WHAT TO PRODUCE — Your task is to transcribe all the entries exactly, excluding pictures.

Collected data —

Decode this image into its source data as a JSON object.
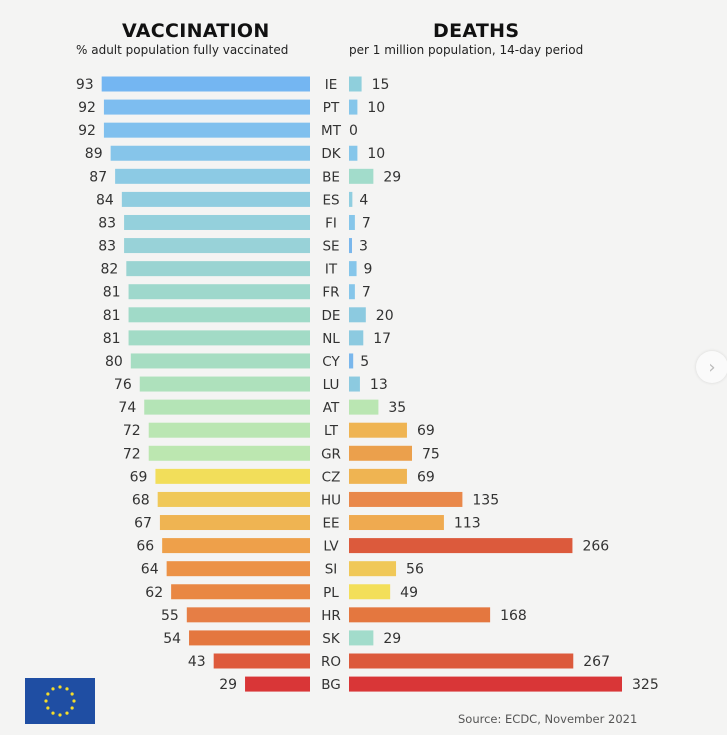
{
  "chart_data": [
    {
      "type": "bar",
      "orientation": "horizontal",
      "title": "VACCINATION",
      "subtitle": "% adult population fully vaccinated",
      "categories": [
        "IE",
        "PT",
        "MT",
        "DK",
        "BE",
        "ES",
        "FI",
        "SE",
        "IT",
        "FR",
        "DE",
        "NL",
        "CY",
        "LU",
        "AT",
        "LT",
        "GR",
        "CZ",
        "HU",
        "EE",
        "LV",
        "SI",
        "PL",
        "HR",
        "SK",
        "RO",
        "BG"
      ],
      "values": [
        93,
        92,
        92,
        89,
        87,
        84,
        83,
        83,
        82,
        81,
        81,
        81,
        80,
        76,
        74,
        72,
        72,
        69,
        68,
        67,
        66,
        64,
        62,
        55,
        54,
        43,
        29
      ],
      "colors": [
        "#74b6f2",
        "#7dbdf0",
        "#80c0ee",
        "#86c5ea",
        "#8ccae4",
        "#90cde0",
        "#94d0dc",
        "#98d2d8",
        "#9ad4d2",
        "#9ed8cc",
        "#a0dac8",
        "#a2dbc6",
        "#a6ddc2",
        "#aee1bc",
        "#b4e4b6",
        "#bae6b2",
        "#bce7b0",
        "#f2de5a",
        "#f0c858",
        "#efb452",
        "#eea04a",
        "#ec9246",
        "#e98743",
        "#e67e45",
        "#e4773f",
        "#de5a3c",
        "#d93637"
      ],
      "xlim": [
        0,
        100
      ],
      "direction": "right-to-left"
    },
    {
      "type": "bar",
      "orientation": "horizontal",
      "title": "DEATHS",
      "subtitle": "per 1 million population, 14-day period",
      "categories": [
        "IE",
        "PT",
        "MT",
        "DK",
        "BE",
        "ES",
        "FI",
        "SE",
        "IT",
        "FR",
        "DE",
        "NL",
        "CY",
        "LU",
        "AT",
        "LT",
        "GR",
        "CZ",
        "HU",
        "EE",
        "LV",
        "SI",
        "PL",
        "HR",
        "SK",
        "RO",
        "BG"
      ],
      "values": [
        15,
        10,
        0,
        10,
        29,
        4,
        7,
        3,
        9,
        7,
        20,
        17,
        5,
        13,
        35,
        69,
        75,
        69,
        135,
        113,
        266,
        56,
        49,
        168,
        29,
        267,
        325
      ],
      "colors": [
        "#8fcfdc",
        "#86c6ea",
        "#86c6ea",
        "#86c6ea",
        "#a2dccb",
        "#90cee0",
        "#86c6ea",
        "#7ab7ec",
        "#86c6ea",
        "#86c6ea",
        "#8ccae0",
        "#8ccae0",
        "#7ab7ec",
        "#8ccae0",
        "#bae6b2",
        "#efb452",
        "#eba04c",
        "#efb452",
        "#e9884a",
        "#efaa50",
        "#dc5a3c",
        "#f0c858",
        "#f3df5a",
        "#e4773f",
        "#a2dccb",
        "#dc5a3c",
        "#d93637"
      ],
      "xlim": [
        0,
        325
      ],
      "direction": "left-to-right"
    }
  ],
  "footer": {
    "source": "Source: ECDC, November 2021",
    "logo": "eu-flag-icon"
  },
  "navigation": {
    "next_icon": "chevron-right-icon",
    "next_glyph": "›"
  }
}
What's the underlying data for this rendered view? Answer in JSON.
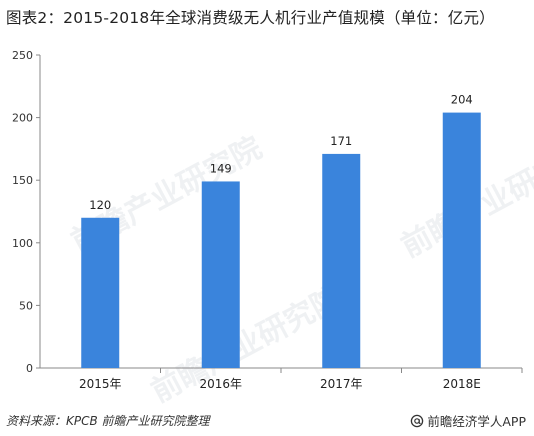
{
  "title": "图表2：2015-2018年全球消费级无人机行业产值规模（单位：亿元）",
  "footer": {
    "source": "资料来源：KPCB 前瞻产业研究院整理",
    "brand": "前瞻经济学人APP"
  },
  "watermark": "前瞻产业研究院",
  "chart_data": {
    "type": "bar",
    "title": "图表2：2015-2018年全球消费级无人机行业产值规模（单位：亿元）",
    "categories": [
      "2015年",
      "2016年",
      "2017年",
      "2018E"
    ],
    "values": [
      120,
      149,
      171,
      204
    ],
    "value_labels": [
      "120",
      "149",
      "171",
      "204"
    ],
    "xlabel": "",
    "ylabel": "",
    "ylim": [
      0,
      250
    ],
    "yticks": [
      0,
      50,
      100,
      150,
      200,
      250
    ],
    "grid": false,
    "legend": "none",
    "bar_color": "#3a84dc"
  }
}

ANSWER IN FULL —
Decode this image into its source data as a JSON object.
{
  "chart_data": [
    {
      "type": "bar",
      "orientation": "horizontal",
      "title": "VACCINATION",
      "subtitle": "% adult population fully vaccinated",
      "categories": [
        "IE",
        "PT",
        "MT",
        "DK",
        "BE",
        "ES",
        "FI",
        "SE",
        "IT",
        "FR",
        "DE",
        "NL",
        "CY",
        "LU",
        "AT",
        "LT",
        "GR",
        "CZ",
        "HU",
        "EE",
        "LV",
        "SI",
        "PL",
        "HR",
        "SK",
        "RO",
        "BG"
      ],
      "values": [
        93,
        92,
        92,
        89,
        87,
        84,
        83,
        83,
        82,
        81,
        81,
        81,
        80,
        76,
        74,
        72,
        72,
        69,
        68,
        67,
        66,
        64,
        62,
        55,
        54,
        43,
        29
      ],
      "colors": [
        "#74b6f2",
        "#7dbdf0",
        "#80c0ee",
        "#86c5ea",
        "#8ccae4",
        "#90cde0",
        "#94d0dc",
        "#98d2d8",
        "#9ad4d2",
        "#9ed8cc",
        "#a0dac8",
        "#a2dbc6",
        "#a6ddc2",
        "#aee1bc",
        "#b4e4b6",
        "#bae6b2",
        "#bce7b0",
        "#f2de5a",
        "#f0c858",
        "#efb452",
        "#eea04a",
        "#ec9246",
        "#e98743",
        "#e67e45",
        "#e4773f",
        "#de5a3c",
        "#d93637"
      ],
      "xlim": [
        0,
        100
      ],
      "direction": "right-to-left"
    },
    {
      "type": "bar",
      "orientation": "horizontal",
      "title": "DEATHS",
      "subtitle": "per 1 million population, 14-day period",
      "categories": [
        "IE",
        "PT",
        "MT",
        "DK",
        "BE",
        "ES",
        "FI",
        "SE",
        "IT",
        "FR",
        "DE",
        "NL",
        "CY",
        "LU",
        "AT",
        "LT",
        "GR",
        "CZ",
        "HU",
        "EE",
        "LV",
        "SI",
        "PL",
        "HR",
        "SK",
        "RO",
        "BG"
      ],
      "values": [
        15,
        10,
        0,
        10,
        29,
        4,
        7,
        3,
        9,
        7,
        20,
        17,
        5,
        13,
        35,
        69,
        75,
        69,
        135,
        113,
        266,
        56,
        49,
        168,
        29,
        267,
        325
      ],
      "colors": [
        "#8fcfdc",
        "#86c6ea",
        "#86c6ea",
        "#86c6ea",
        "#a2dccb",
        "#90cee0",
        "#86c6ea",
        "#7ab7ec",
        "#86c6ea",
        "#86c6ea",
        "#8ccae0",
        "#8ccae0",
        "#7ab7ec",
        "#8ccae0",
        "#bae6b2",
        "#efb452",
        "#eba04c",
        "#efb452",
        "#e9884a",
        "#efaa50",
        "#dc5a3c",
        "#f0c858",
        "#f3df5a",
        "#e4773f",
        "#a2dccb",
        "#dc5a3c",
        "#d93637"
      ],
      "xlim": [
        0,
        325
      ],
      "direction": "left-to-right"
    }
  ],
  "footer": {
    "source": "Source: ECDC, November 2021",
    "logo": "eu-flag-icon"
  },
  "navigation": {
    "next_icon": "chevron-right-icon",
    "next_glyph": "›"
  }
}
What's the underlying data for this rendered view? Answer in JSON.
{
  "title": "图表2：2015-2018年全球消费级无人机行业产值规模（单位：亿元）",
  "footer": {
    "source": "资料来源：KPCB 前瞻产业研究院整理",
    "brand": "前瞻经济学人APP"
  },
  "watermark": "前瞻产业研究院",
  "chart_data": {
    "type": "bar",
    "title": "图表2：2015-2018年全球消费级无人机行业产值规模（单位：亿元）",
    "categories": [
      "2015年",
      "2016年",
      "2017年",
      "2018E"
    ],
    "values": [
      120,
      149,
      171,
      204
    ],
    "value_labels": [
      "120",
      "149",
      "171",
      "204"
    ],
    "xlabel": "",
    "ylabel": "",
    "ylim": [
      0,
      250
    ],
    "yticks": [
      0,
      50,
      100,
      150,
      200,
      250
    ],
    "grid": false,
    "legend": "none",
    "bar_color": "#3a84dc"
  }
}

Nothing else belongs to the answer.